_Goal_
Look through the material below, count the lines containing the word "Sayfa", and state only the count.

[Dataset items]
○ ○ ○

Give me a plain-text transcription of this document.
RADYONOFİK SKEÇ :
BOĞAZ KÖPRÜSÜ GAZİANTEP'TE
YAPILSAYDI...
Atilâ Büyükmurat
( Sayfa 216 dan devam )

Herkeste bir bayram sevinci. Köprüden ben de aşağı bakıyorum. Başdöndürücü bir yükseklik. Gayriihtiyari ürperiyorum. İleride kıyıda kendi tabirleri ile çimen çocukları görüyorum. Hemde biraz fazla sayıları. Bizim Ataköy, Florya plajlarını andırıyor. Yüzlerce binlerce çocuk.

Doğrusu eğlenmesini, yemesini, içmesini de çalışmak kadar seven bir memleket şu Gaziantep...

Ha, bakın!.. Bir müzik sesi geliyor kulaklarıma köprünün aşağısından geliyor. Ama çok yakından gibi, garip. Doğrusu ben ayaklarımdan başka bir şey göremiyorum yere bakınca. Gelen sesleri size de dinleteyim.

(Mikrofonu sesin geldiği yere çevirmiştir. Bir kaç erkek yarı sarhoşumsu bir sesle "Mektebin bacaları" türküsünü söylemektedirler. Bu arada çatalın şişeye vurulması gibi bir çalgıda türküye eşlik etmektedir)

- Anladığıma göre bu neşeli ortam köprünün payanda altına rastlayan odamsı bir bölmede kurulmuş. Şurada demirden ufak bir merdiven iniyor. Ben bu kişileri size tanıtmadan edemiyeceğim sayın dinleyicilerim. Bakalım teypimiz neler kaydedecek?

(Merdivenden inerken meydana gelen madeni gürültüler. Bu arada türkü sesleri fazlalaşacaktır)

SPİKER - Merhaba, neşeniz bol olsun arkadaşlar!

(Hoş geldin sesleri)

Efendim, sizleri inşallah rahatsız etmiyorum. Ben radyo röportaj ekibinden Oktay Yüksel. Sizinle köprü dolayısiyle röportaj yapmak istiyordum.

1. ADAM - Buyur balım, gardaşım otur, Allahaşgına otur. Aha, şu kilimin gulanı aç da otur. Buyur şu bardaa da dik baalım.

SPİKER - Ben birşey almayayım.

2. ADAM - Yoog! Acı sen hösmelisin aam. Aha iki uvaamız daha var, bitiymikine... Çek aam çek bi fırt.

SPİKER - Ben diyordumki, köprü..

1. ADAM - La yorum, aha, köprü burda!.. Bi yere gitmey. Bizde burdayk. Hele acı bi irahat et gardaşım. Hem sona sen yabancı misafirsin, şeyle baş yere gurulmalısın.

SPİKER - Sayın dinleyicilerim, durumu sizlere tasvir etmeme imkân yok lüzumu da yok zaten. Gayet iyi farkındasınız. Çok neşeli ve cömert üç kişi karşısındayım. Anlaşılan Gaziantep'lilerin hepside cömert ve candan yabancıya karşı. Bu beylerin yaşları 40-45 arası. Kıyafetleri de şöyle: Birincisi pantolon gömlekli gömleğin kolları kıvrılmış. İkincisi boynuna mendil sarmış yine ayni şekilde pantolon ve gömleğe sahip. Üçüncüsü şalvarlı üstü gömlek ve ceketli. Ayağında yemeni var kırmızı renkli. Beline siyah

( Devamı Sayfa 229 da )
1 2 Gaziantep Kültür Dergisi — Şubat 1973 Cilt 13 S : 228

○ ○ ○

_The answer_
2